Stored data
● ● ● ●
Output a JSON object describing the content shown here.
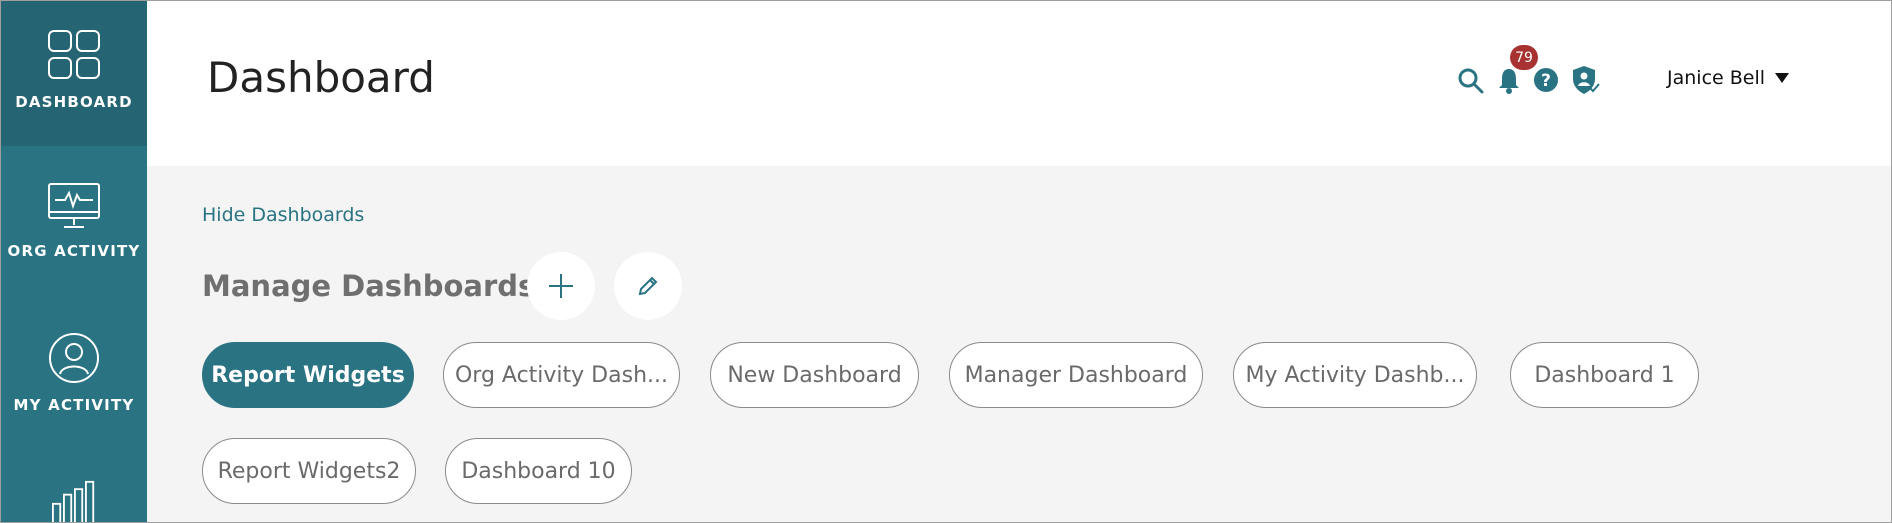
{
  "sidebar": {
    "items": [
      {
        "label": "DASHBOARD",
        "icon": "dashboard-grid-icon"
      },
      {
        "label": "ORG ACTIVITY",
        "icon": "monitor-pulse-icon"
      },
      {
        "label": "MY ACTIVITY",
        "icon": "user-circle-icon"
      },
      {
        "label": "",
        "icon": "bar-chart-icon"
      }
    ]
  },
  "header": {
    "title": "Dashboard",
    "notifications_count": "79",
    "user_name": "Janice Bell"
  },
  "main": {
    "hide_link": "Hide Dashboards",
    "manage_title": "Manage Dashboards",
    "dashboards": [
      {
        "label": "Report Widgets",
        "active": true
      },
      {
        "label": "Org Activity Dash..."
      },
      {
        "label": "New Dashboard"
      },
      {
        "label": "Manager Dashboard"
      },
      {
        "label": "My Activity Dashb..."
      },
      {
        "label": "Dashboard 1"
      },
      {
        "label": "Report Widgets2"
      },
      {
        "label": "Dashboard 10"
      }
    ]
  },
  "colors": {
    "accent": "#2a7382",
    "sidebar_active": "#256472",
    "badge": "#a83232",
    "background": "#f4f4f4"
  }
}
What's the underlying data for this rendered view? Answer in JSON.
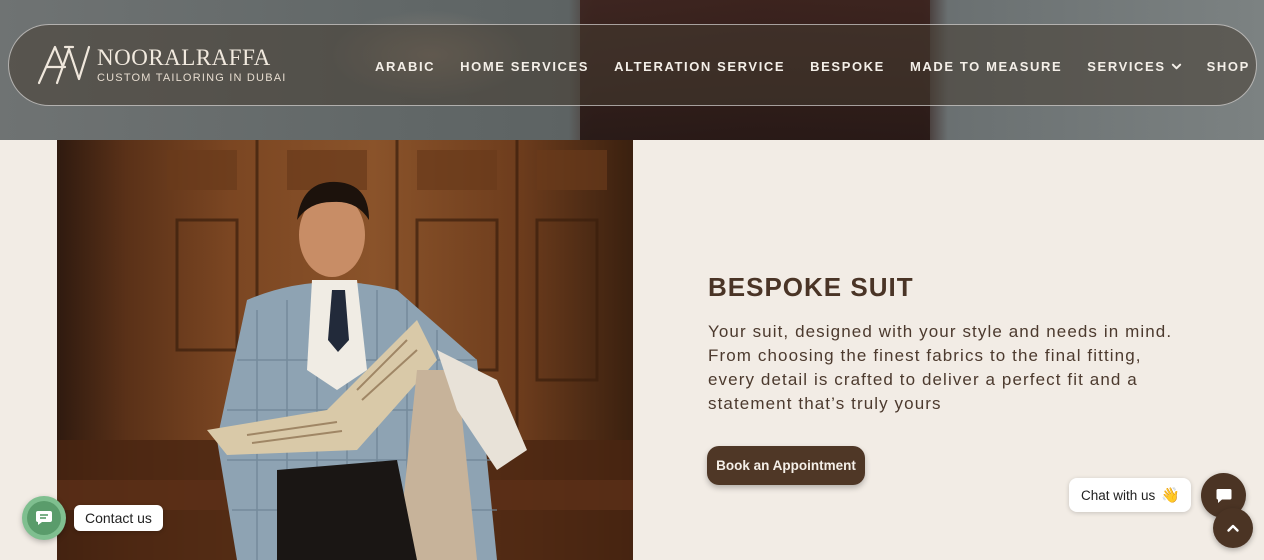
{
  "brand": {
    "name": "NOORALRAFFA",
    "tagline": "CUSTOM TAILORING IN DUBAI"
  },
  "nav": {
    "items": [
      "ARABIC",
      "HOME SERVICES",
      "ALTERATION SERVICE",
      "BESPOKE",
      "MADE TO MEASURE",
      "SERVICES",
      "SHOP"
    ]
  },
  "section": {
    "title": "BESPOKE SUIT",
    "description": "Your suit, designed with your style and needs in mind. From choosing the finest fabrics to the final fitting, every detail is crafted to deliver a perfect fit and a statement that’s truly yours",
    "cta_label": "Book an Appointment"
  },
  "widgets": {
    "contact_label": "Contact us",
    "chat_label": "Chat with us",
    "chat_emoji": "👋"
  },
  "colors": {
    "accent": "#4f3726",
    "background": "#f2ece5",
    "contact_green": "#7fbf8f"
  },
  "icons": {
    "chevron": "chevron-down-icon",
    "contact": "chat-bubble-icon",
    "chat": "message-square-icon",
    "scroll_top": "chevron-up-icon"
  }
}
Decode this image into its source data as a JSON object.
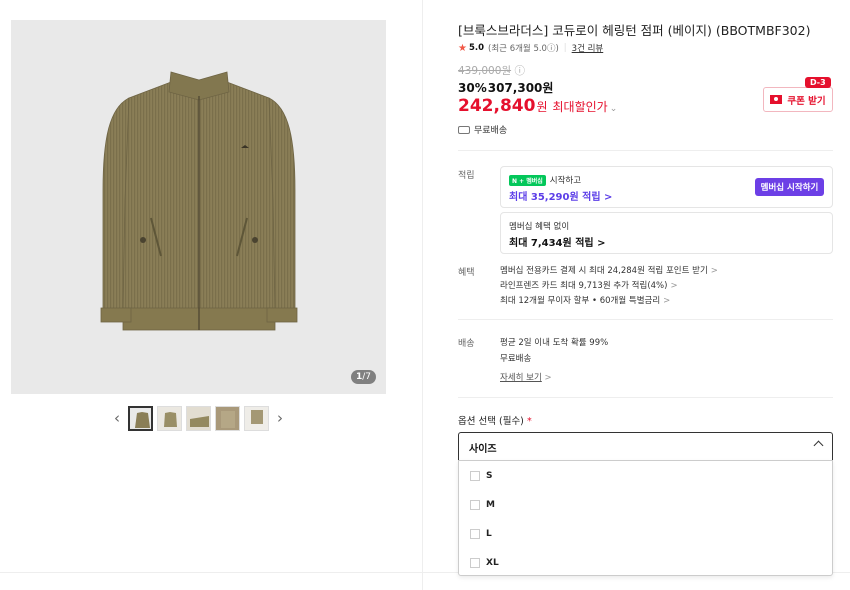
{
  "product": {
    "title": "[브룩스브라더스] 코듀로이 헤링턴 점퍼 (베이지) (BBOTMBF302)",
    "image_counter_current": "1",
    "image_counter_total": "/7"
  },
  "rating": {
    "score": "5.0",
    "recent": "(최근 6개월 5.0ⓘ)",
    "reviews": "3건 리뷰"
  },
  "price": {
    "original": "439,000원",
    "original_info_icon": "ⓘ",
    "discount_pct": "30%",
    "discounted": "307,300원",
    "final": "242,840",
    "final_unit": "원",
    "max_discount_label": "최대할인가",
    "max_discount_chev": "⌄"
  },
  "coupon": {
    "label": "쿠폰 받기",
    "badge": "D-3",
    "color": "#e5102d"
  },
  "shipping_free": "무료배송",
  "points": {
    "section_label": "적립",
    "membership_badge": "N + 멤버십",
    "membership_line": "시작하고",
    "membership_max": "최대 35,290원 적립 >",
    "membership_button": "멤버십 시작하기",
    "membership_color": "#6c3fe6",
    "no_membership_line": "멤버십 혜택 없이",
    "no_membership_max": "최대 7,434원 적립 >"
  },
  "benefits": {
    "section_label": "혜택",
    "items": [
      "멤버십 전용카드 결제 시 최대 24,284원 적립 포인트 받기",
      "라인프렌즈 카드 최대 9,713원 추가 적립(4%)",
      "최대 12개월 무이자 할부 • 60개월 특별금리"
    ],
    "chevron": ">"
  },
  "delivery": {
    "section_label": "배송",
    "line1": "평균 2일 이내 도착 확률 99%",
    "line2": "무료배송",
    "details_link": "자세히 보기",
    "details_chev": ">"
  },
  "options": {
    "label": "옵션 선택 (필수)",
    "required_mark": "*",
    "select_value": "사이즈",
    "items": [
      "S",
      "M",
      "L",
      "XL"
    ]
  },
  "icons": {
    "star": "★",
    "thumb_prev": "‹",
    "thumb_next": "›"
  }
}
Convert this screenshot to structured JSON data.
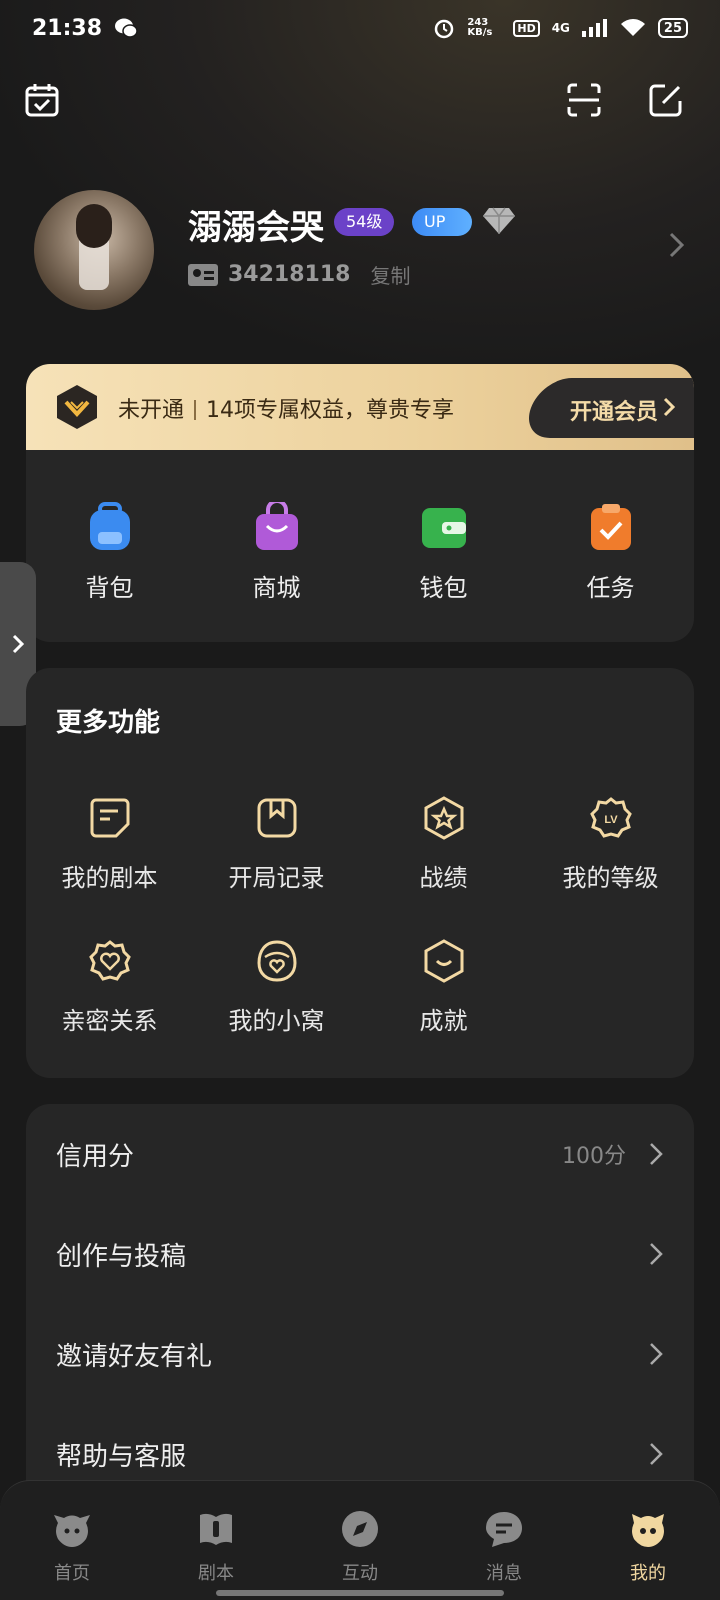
● ● ● ●
» **Aim of the exercise**
Go through the data above and find the lines with the word "Report". Copy each of those lines.

» **Written response**
        "label": "Report Widgets",
        "label": "Report Widgets2"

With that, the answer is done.